[Records]
Start

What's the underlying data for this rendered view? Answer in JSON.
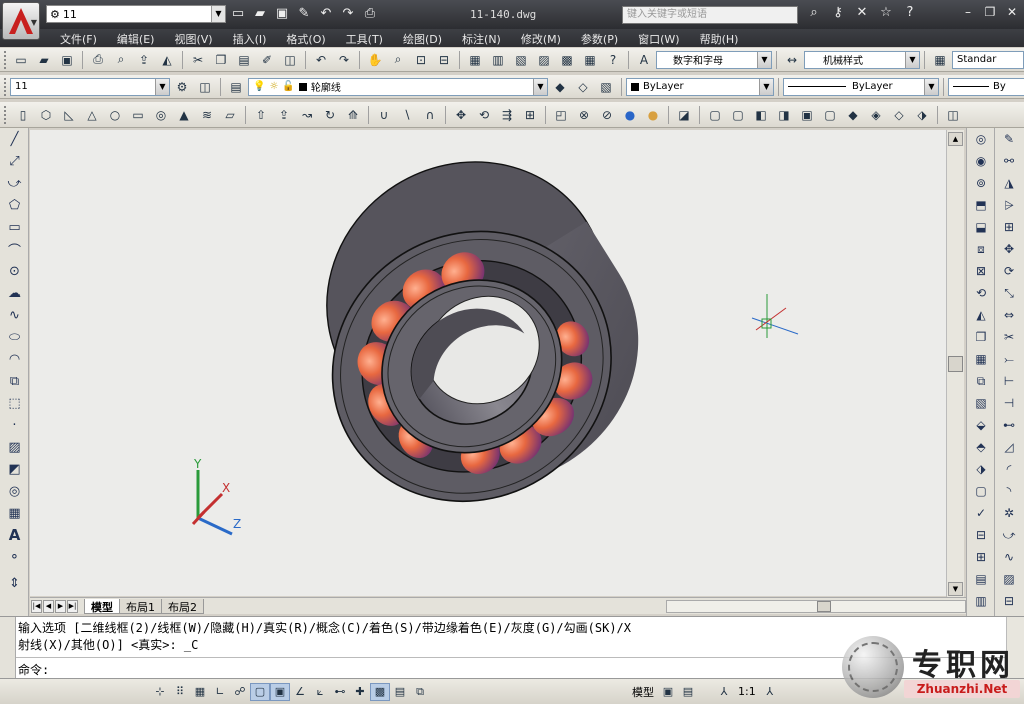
{
  "titlebar": {
    "workspace": "11",
    "document": "11-140.dwg",
    "search_placeholder": "键入关键字或短语"
  },
  "menu": [
    "文件(F)",
    "编辑(E)",
    "视图(V)",
    "插入(I)",
    "格式(O)",
    "工具(T)",
    "绘图(D)",
    "标注(N)",
    "修改(M)",
    "参数(P)",
    "窗口(W)",
    "帮助(H)"
  ],
  "styles_toolbar": {
    "text_style": "数字和字母",
    "dim_style": "机械样式",
    "table_style": "Standar"
  },
  "layers_toolbar": {
    "view_combo": "11",
    "layer": "轮廓线",
    "color": "ByLayer",
    "linetype": "ByLayer",
    "lineweight": "By"
  },
  "layout_tabs": [
    "模型",
    "布局1",
    "布局2"
  ],
  "ucs": {
    "y": "Y",
    "x": "X",
    "z": "Z"
  },
  "command": {
    "line1": "输入选项 [二维线框(2)/线框(W)/隐藏(H)/真实(R)/概念(C)/着色(S)/带边缘着色(E)/灰度(G)/勾画(SK)/X",
    "line2": "射线(X)/其他(O)] <真实>: _C",
    "prompt": "命令:"
  },
  "status": {
    "space": "模型",
    "scale": "1:1"
  },
  "watermark": {
    "cn": "专职网",
    "en": "Zhuanzhi.Net"
  },
  "colors": {
    "accent": "#c8201e",
    "model_gray": "#5a5860",
    "ball_orange": "#e07048"
  }
}
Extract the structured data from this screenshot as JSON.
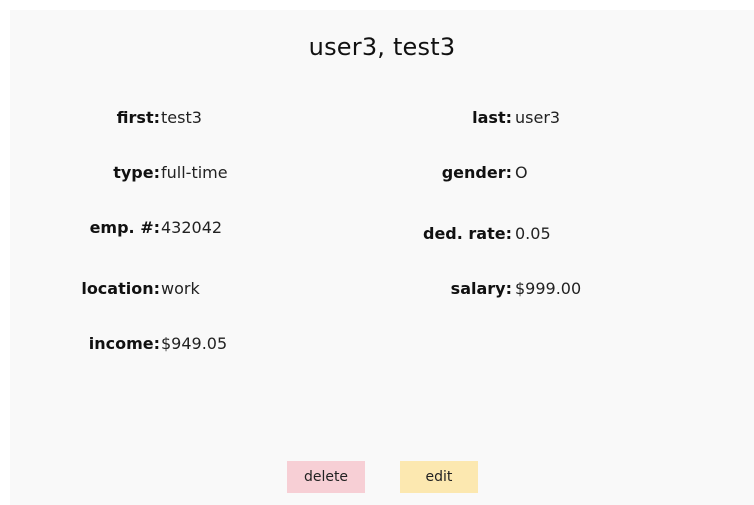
{
  "title": "user3, test3",
  "fields": {
    "first": {
      "label": "first:",
      "value": "test3"
    },
    "last": {
      "label": "last:",
      "value": "user3"
    },
    "type": {
      "label": "type:",
      "value": "full-time"
    },
    "gender": {
      "label": "gender:",
      "value": "O"
    },
    "emp_no": {
      "label": "emp. #:",
      "value": "432042"
    },
    "ded_rate": {
      "label": "ded. rate:",
      "value": "0.05"
    },
    "location": {
      "label": "location:",
      "value": "work"
    },
    "salary": {
      "label": "salary:",
      "value": "$999.00"
    },
    "income": {
      "label": "income:",
      "value": "$949.05"
    }
  },
  "actions": {
    "delete_label": "delete",
    "edit_label": "edit"
  },
  "colors": {
    "card_background": "#f9f9f9",
    "delete_button": "#f7cfd5",
    "edit_button": "#fce8b0"
  }
}
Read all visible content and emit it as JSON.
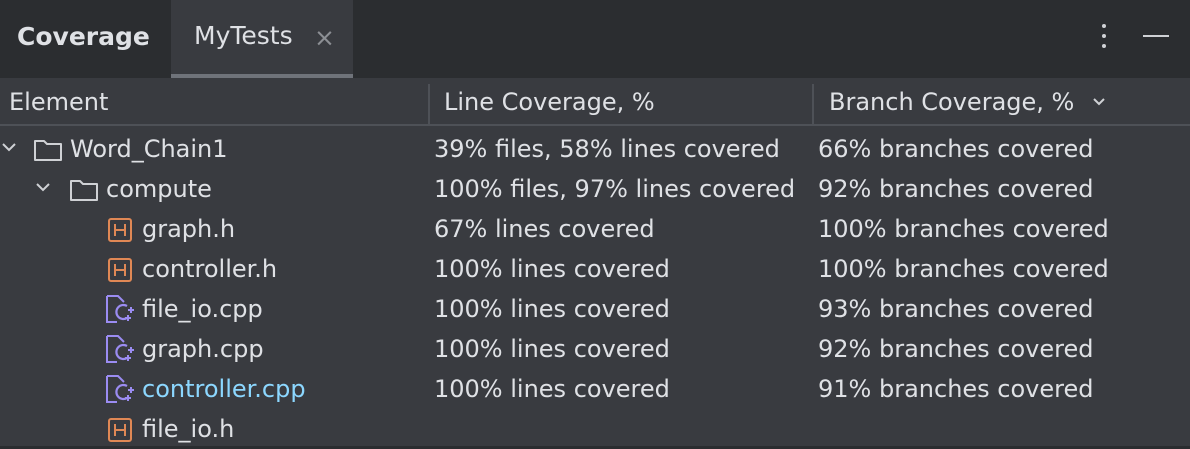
{
  "tabs": {
    "title": "Coverage",
    "active_label": "MyTests",
    "close_glyph": "×"
  },
  "columns": [
    "Element",
    "Line Coverage, %",
    "Branch Coverage, %"
  ],
  "rows": [
    {
      "name": "Word_Chain1",
      "icon": "folder-icon",
      "expander": "chevron-down-icon",
      "line": "39% files, 58% lines covered",
      "branch": "66% branches covered"
    },
    {
      "name": "compute",
      "icon": "folder-icon",
      "expander": "chevron-down-icon",
      "line": "100% files, 97% lines covered",
      "branch": "92% branches covered"
    },
    {
      "name": "graph.h",
      "icon": "header-file-icon",
      "line": "67% lines covered",
      "branch": "100% branches covered"
    },
    {
      "name": "controller.h",
      "icon": "header-file-icon",
      "line": "100% lines covered",
      "branch": "100% branches covered"
    },
    {
      "name": "file_io.cpp",
      "icon": "cpp-file-icon",
      "line": "100% lines covered",
      "branch": "93% branches covered"
    },
    {
      "name": "graph.cpp",
      "icon": "cpp-file-icon",
      "line": "100% lines covered",
      "branch": "92% branches covered"
    },
    {
      "name": "controller.cpp",
      "icon": "cpp-file-icon",
      "line": "100% lines covered",
      "branch": "91% branches covered"
    },
    {
      "name": "file_io.h",
      "icon": "header-file-icon",
      "line": "",
      "branch": ""
    }
  ],
  "colors": {
    "background": "#2b2d30",
    "panel": "#393b40",
    "text": "#dfe1e5",
    "header_icon": "#e08855",
    "cpp_icon": "#9b8cf2",
    "link_text": "#8cd7ff"
  }
}
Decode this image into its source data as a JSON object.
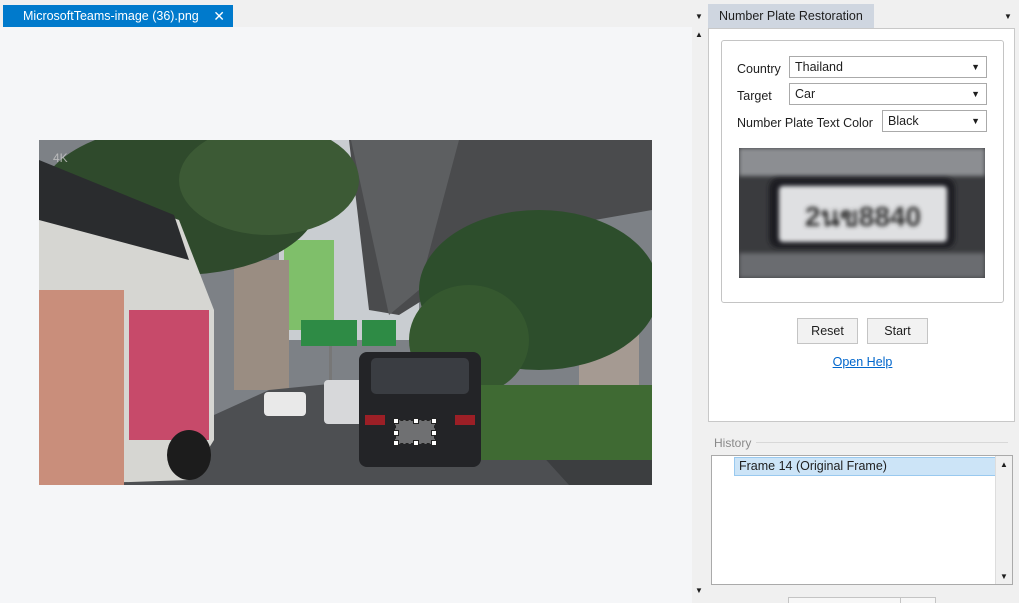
{
  "document": {
    "tab_title": "MicrosoftTeams-image (36).png",
    "close_glyph": "✕",
    "photo_watermark": "4K"
  },
  "panel": {
    "tab_title": "Number Plate Restoration",
    "country": {
      "label": "Country",
      "value": "Thailand"
    },
    "target": {
      "label": "Target",
      "value": "Car"
    },
    "text_color": {
      "label": "Number Plate Text Color",
      "value": "Black"
    },
    "preview_plate_text": "2นข8840",
    "reset_label": "Reset",
    "start_label": "Start",
    "help_link": "Open Help"
  },
  "history": {
    "label": "History",
    "items": [
      "Frame 14 (Original Frame)"
    ]
  },
  "icons": {
    "dropdown": "chevron-down-icon",
    "scroll_up": "scroll-up-icon",
    "scroll_down": "scroll-down-icon",
    "close": "close-icon"
  },
  "colors": {
    "accent": "#007acc",
    "panel_tab": "#cfd6e0",
    "selection": "#cce4f7",
    "link": "#0066cc"
  }
}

End

▶ THE TASK
Collect each line containing the string "data".

▶ SOLUTION TO THE PROBLEM
What's the underlying data for this rendered view? Answer in JSON.
Extract the structured data from this screenshot as JSON.
Decode this image into its source data as a JSON object.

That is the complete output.